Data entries
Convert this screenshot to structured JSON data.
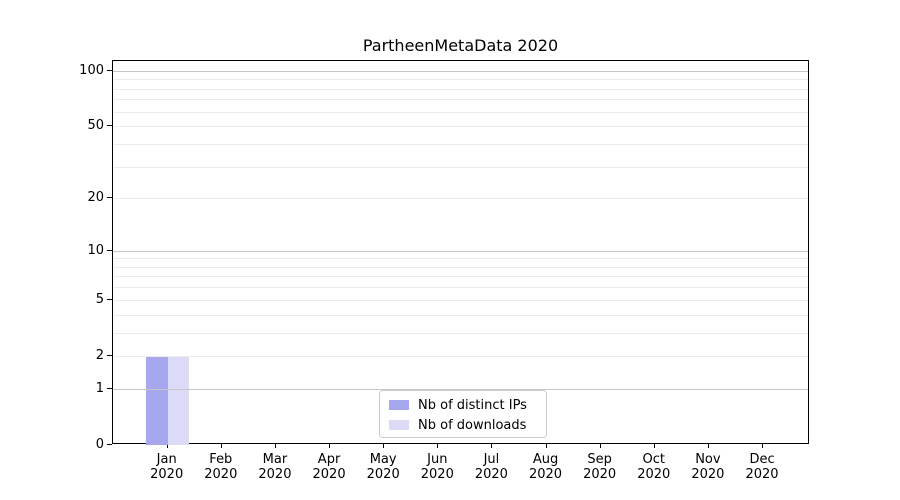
{
  "chart_data": {
    "type": "bar",
    "title": "PartheenMetaData 2020",
    "categories": [
      "Jan",
      "Feb",
      "Mar",
      "Apr",
      "May",
      "Jun",
      "Jul",
      "Aug",
      "Sep",
      "Oct",
      "Nov",
      "Dec"
    ],
    "category_year": "2020",
    "series": [
      {
        "name": "Nb of distinct IPs",
        "color": "#a7a7f0",
        "values": [
          2,
          0,
          0,
          0,
          0,
          0,
          0,
          0,
          0,
          0,
          0,
          0
        ]
      },
      {
        "name": "Nb of downloads",
        "color": "#dbdbf8",
        "values": [
          2,
          0,
          0,
          0,
          0,
          0,
          0,
          0,
          0,
          0,
          0,
          0
        ]
      }
    ],
    "yscale": "log1p",
    "ylim": [
      0,
      113
    ],
    "yticks": [
      0,
      1,
      2,
      5,
      10,
      20,
      50,
      100
    ],
    "major_gridlines": [
      1,
      10,
      100
    ],
    "minor_gridlines": [
      2,
      3,
      4,
      5,
      6,
      7,
      8,
      9,
      20,
      30,
      40,
      50,
      60,
      70,
      80,
      90
    ],
    "grid": "horizontal",
    "legend_position": "lower center"
  },
  "colors": {
    "major_grid": "#c6c6c6",
    "minor_grid": "#ebebeb",
    "spine": "#000000",
    "text": "#000000"
  }
}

PROBLEM REQUIREMENTS:
Transcribe the material exactly, keeping every word and none of the pictures.

REPLY TO THE EXERCISE:
Convert this screenshot to structured JSON data.
{
  "chart_data": {
    "type": "bar",
    "title": "PartheenMetaData 2020",
    "categories": [
      "Jan",
      "Feb",
      "Mar",
      "Apr",
      "May",
      "Jun",
      "Jul",
      "Aug",
      "Sep",
      "Oct",
      "Nov",
      "Dec"
    ],
    "category_year": "2020",
    "series": [
      {
        "name": "Nb of distinct IPs",
        "color": "#a7a7f0",
        "values": [
          2,
          0,
          0,
          0,
          0,
          0,
          0,
          0,
          0,
          0,
          0,
          0
        ]
      },
      {
        "name": "Nb of downloads",
        "color": "#dbdbf8",
        "values": [
          2,
          0,
          0,
          0,
          0,
          0,
          0,
          0,
          0,
          0,
          0,
          0
        ]
      }
    ],
    "yscale": "log1p",
    "ylim": [
      0,
      113
    ],
    "yticks": [
      0,
      1,
      2,
      5,
      10,
      20,
      50,
      100
    ],
    "major_gridlines": [
      1,
      10,
      100
    ],
    "minor_gridlines": [
      2,
      3,
      4,
      5,
      6,
      7,
      8,
      9,
      20,
      30,
      40,
      50,
      60,
      70,
      80,
      90
    ],
    "grid": "horizontal",
    "legend_position": "lower center"
  },
  "colors": {
    "major_grid": "#c6c6c6",
    "minor_grid": "#ebebeb",
    "spine": "#000000",
    "text": "#000000"
  }
}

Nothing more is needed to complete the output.